Stored items from a collection ::

begin

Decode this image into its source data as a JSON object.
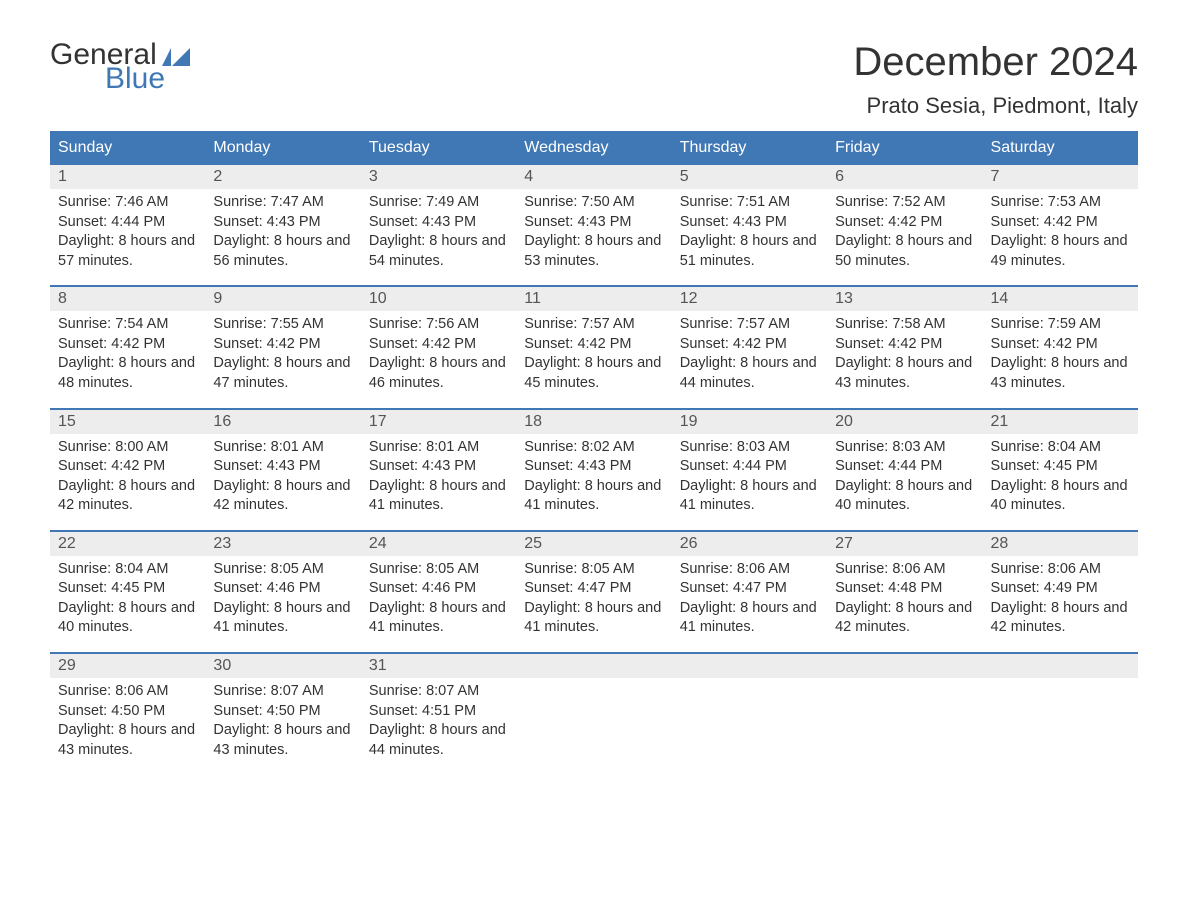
{
  "logo": {
    "text1": "General",
    "text2": "Blue",
    "icon_color": "#3f78b5"
  },
  "title": "December 2024",
  "location": "Prato Sesia, Piedmont, Italy",
  "colors": {
    "header_bg": "#3f78b5",
    "header_text": "#ffffff",
    "daynum_bg": "#ededed",
    "border": "#3f78b5",
    "text": "#333333"
  },
  "dow": [
    "Sunday",
    "Monday",
    "Tuesday",
    "Wednesday",
    "Thursday",
    "Friday",
    "Saturday"
  ],
  "weeks": [
    [
      {
        "n": "1",
        "sr": "7:46 AM",
        "ss": "4:44 PM",
        "dl": "8 hours and 57 minutes."
      },
      {
        "n": "2",
        "sr": "7:47 AM",
        "ss": "4:43 PM",
        "dl": "8 hours and 56 minutes."
      },
      {
        "n": "3",
        "sr": "7:49 AM",
        "ss": "4:43 PM",
        "dl": "8 hours and 54 minutes."
      },
      {
        "n": "4",
        "sr": "7:50 AM",
        "ss": "4:43 PM",
        "dl": "8 hours and 53 minutes."
      },
      {
        "n": "5",
        "sr": "7:51 AM",
        "ss": "4:43 PM",
        "dl": "8 hours and 51 minutes."
      },
      {
        "n": "6",
        "sr": "7:52 AM",
        "ss": "4:42 PM",
        "dl": "8 hours and 50 minutes."
      },
      {
        "n": "7",
        "sr": "7:53 AM",
        "ss": "4:42 PM",
        "dl": "8 hours and 49 minutes."
      }
    ],
    [
      {
        "n": "8",
        "sr": "7:54 AM",
        "ss": "4:42 PM",
        "dl": "8 hours and 48 minutes."
      },
      {
        "n": "9",
        "sr": "7:55 AM",
        "ss": "4:42 PM",
        "dl": "8 hours and 47 minutes."
      },
      {
        "n": "10",
        "sr": "7:56 AM",
        "ss": "4:42 PM",
        "dl": "8 hours and 46 minutes."
      },
      {
        "n": "11",
        "sr": "7:57 AM",
        "ss": "4:42 PM",
        "dl": "8 hours and 45 minutes."
      },
      {
        "n": "12",
        "sr": "7:57 AM",
        "ss": "4:42 PM",
        "dl": "8 hours and 44 minutes."
      },
      {
        "n": "13",
        "sr": "7:58 AM",
        "ss": "4:42 PM",
        "dl": "8 hours and 43 minutes."
      },
      {
        "n": "14",
        "sr": "7:59 AM",
        "ss": "4:42 PM",
        "dl": "8 hours and 43 minutes."
      }
    ],
    [
      {
        "n": "15",
        "sr": "8:00 AM",
        "ss": "4:42 PM",
        "dl": "8 hours and 42 minutes."
      },
      {
        "n": "16",
        "sr": "8:01 AM",
        "ss": "4:43 PM",
        "dl": "8 hours and 42 minutes."
      },
      {
        "n": "17",
        "sr": "8:01 AM",
        "ss": "4:43 PM",
        "dl": "8 hours and 41 minutes."
      },
      {
        "n": "18",
        "sr": "8:02 AM",
        "ss": "4:43 PM",
        "dl": "8 hours and 41 minutes."
      },
      {
        "n": "19",
        "sr": "8:03 AM",
        "ss": "4:44 PM",
        "dl": "8 hours and 41 minutes."
      },
      {
        "n": "20",
        "sr": "8:03 AM",
        "ss": "4:44 PM",
        "dl": "8 hours and 40 minutes."
      },
      {
        "n": "21",
        "sr": "8:04 AM",
        "ss": "4:45 PM",
        "dl": "8 hours and 40 minutes."
      }
    ],
    [
      {
        "n": "22",
        "sr": "8:04 AM",
        "ss": "4:45 PM",
        "dl": "8 hours and 40 minutes."
      },
      {
        "n": "23",
        "sr": "8:05 AM",
        "ss": "4:46 PM",
        "dl": "8 hours and 41 minutes."
      },
      {
        "n": "24",
        "sr": "8:05 AM",
        "ss": "4:46 PM",
        "dl": "8 hours and 41 minutes."
      },
      {
        "n": "25",
        "sr": "8:05 AM",
        "ss": "4:47 PM",
        "dl": "8 hours and 41 minutes."
      },
      {
        "n": "26",
        "sr": "8:06 AM",
        "ss": "4:47 PM",
        "dl": "8 hours and 41 minutes."
      },
      {
        "n": "27",
        "sr": "8:06 AM",
        "ss": "4:48 PM",
        "dl": "8 hours and 42 minutes."
      },
      {
        "n": "28",
        "sr": "8:06 AM",
        "ss": "4:49 PM",
        "dl": "8 hours and 42 minutes."
      }
    ],
    [
      {
        "n": "29",
        "sr": "8:06 AM",
        "ss": "4:50 PM",
        "dl": "8 hours and 43 minutes."
      },
      {
        "n": "30",
        "sr": "8:07 AM",
        "ss": "4:50 PM",
        "dl": "8 hours and 43 minutes."
      },
      {
        "n": "31",
        "sr": "8:07 AM",
        "ss": "4:51 PM",
        "dl": "8 hours and 44 minutes."
      },
      null,
      null,
      null,
      null
    ]
  ],
  "labels": {
    "sunrise": "Sunrise:",
    "sunset": "Sunset:",
    "daylight": "Daylight:"
  }
}
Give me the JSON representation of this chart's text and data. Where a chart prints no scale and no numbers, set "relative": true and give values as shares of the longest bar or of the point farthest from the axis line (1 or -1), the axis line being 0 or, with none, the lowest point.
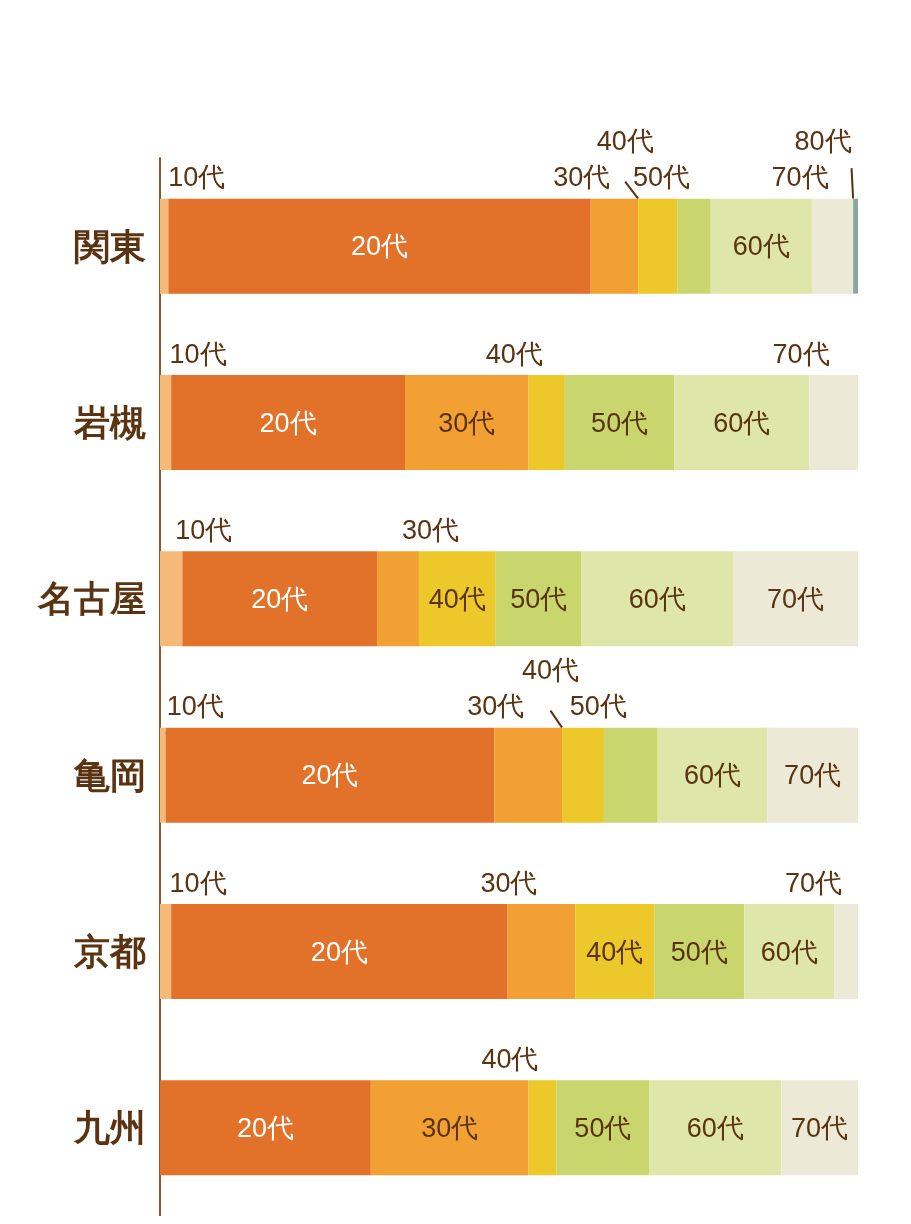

end

The problem :: Set down all the entries exactly as they appear, but skip any pictures.

Exercise response ::
Decode this image into its source data as a JSON object.
{
  "logo": {
    "text1": "General",
    "text2": "Blue",
    "icon_color": "#3f78b5"
  },
  "title": "December 2024",
  "location": "Prato Sesia, Piedmont, Italy",
  "colors": {
    "header_bg": "#3f78b5",
    "header_text": "#ffffff",
    "daynum_bg": "#ededed",
    "border": "#3f78b5",
    "text": "#333333"
  },
  "dow": [
    "Sunday",
    "Monday",
    "Tuesday",
    "Wednesday",
    "Thursday",
    "Friday",
    "Saturday"
  ],
  "weeks": [
    [
      {
        "n": "1",
        "sr": "7:46 AM",
        "ss": "4:44 PM",
        "dl": "8 hours and 57 minutes."
      },
      {
        "n": "2",
        "sr": "7:47 AM",
        "ss": "4:43 PM",
        "dl": "8 hours and 56 minutes."
      },
      {
        "n": "3",
        "sr": "7:49 AM",
        "ss": "4:43 PM",
        "dl": "8 hours and 54 minutes."
      },
      {
        "n": "4",
        "sr": "7:50 AM",
        "ss": "4:43 PM",
        "dl": "8 hours and 53 minutes."
      },
      {
        "n": "5",
        "sr": "7:51 AM",
        "ss": "4:43 PM",
        "dl": "8 hours and 51 minutes."
      },
      {
        "n": "6",
        "sr": "7:52 AM",
        "ss": "4:42 PM",
        "dl": "8 hours and 50 minutes."
      },
      {
        "n": "7",
        "sr": "7:53 AM",
        "ss": "4:42 PM",
        "dl": "8 hours and 49 minutes."
      }
    ],
    [
      {
        "n": "8",
        "sr": "7:54 AM",
        "ss": "4:42 PM",
        "dl": "8 hours and 48 minutes."
      },
      {
        "n": "9",
        "sr": "7:55 AM",
        "ss": "4:42 PM",
        "dl": "8 hours and 47 minutes."
      },
      {
        "n": "10",
        "sr": "7:56 AM",
        "ss": "4:42 PM",
        "dl": "8 hours and 46 minutes."
      },
      {
        "n": "11",
        "sr": "7:57 AM",
        "ss": "4:42 PM",
        "dl": "8 hours and 45 minutes."
      },
      {
        "n": "12",
        "sr": "7:57 AM",
        "ss": "4:42 PM",
        "dl": "8 hours and 44 minutes."
      },
      {
        "n": "13",
        "sr": "7:58 AM",
        "ss": "4:42 PM",
        "dl": "8 hours and 43 minutes."
      },
      {
        "n": "14",
        "sr": "7:59 AM",
        "ss": "4:42 PM",
        "dl": "8 hours and 43 minutes."
      }
    ],
    [
      {
        "n": "15",
        "sr": "8:00 AM",
        "ss": "4:42 PM",
        "dl": "8 hours and 42 minutes."
      },
      {
        "n": "16",
        "sr": "8:01 AM",
        "ss": "4:43 PM",
        "dl": "8 hours and 42 minutes."
      },
      {
        "n": "17",
        "sr": "8:01 AM",
        "ss": "4:43 PM",
        "dl": "8 hours and 41 minutes."
      },
      {
        "n": "18",
        "sr": "8:02 AM",
        "ss": "4:43 PM",
        "dl": "8 hours and 41 minutes."
      },
      {
        "n": "19",
        "sr": "8:03 AM",
        "ss": "4:44 PM",
        "dl": "8 hours and 41 minutes."
      },
      {
        "n": "20",
        "sr": "8:03 AM",
        "ss": "4:44 PM",
        "dl": "8 hours and 40 minutes."
      },
      {
        "n": "21",
        "sr": "8:04 AM",
        "ss": "4:45 PM",
        "dl": "8 hours and 40 minutes."
      }
    ],
    [
      {
        "n": "22",
        "sr": "8:04 AM",
        "ss": "4:45 PM",
        "dl": "8 hours and 40 minutes."
      },
      {
        "n": "23",
        "sr": "8:05 AM",
        "ss": "4:46 PM",
        "dl": "8 hours and 41 minutes."
      },
      {
        "n": "24",
        "sr": "8:05 AM",
        "ss": "4:46 PM",
        "dl": "8 hours and 41 minutes."
      },
      {
        "n": "25",
        "sr": "8:05 AM",
        "ss": "4:47 PM",
        "dl": "8 hours and 41 minutes."
      },
      {
        "n": "26",
        "sr": "8:06 AM",
        "ss": "4:47 PM",
        "dl": "8 hours and 41 minutes."
      },
      {
        "n": "27",
        "sr": "8:06 AM",
        "ss": "4:48 PM",
        "dl": "8 hours and 42 minutes."
      },
      {
        "n": "28",
        "sr": "8:06 AM",
        "ss": "4:49 PM",
        "dl": "8 hours and 42 minutes."
      }
    ],
    [
      {
        "n": "29",
        "sr": "8:06 AM",
        "ss": "4:50 PM",
        "dl": "8 hours and 43 minutes."
      },
      {
        "n": "30",
        "sr": "8:07 AM",
        "ss": "4:50 PM",
        "dl": "8 hours and 43 minutes."
      },
      {
        "n": "31",
        "sr": "8:07 AM",
        "ss": "4:51 PM",
        "dl": "8 hours and 44 minutes."
      },
      null,
      null,
      null,
      null
    ]
  ],
  "labels": {
    "sunrise": "Sunrise:",
    "sunset": "Sunset:",
    "daylight": "Daylight:"
  }
}
Give me the JSON representation of this chart's text and data. Where a chart prints no scale and no numbers, set "relative": true and give values as shares of the longest bar or of the point farthest from the axis line (1 or -1), the axis line being 0 or, with none, the lowest point.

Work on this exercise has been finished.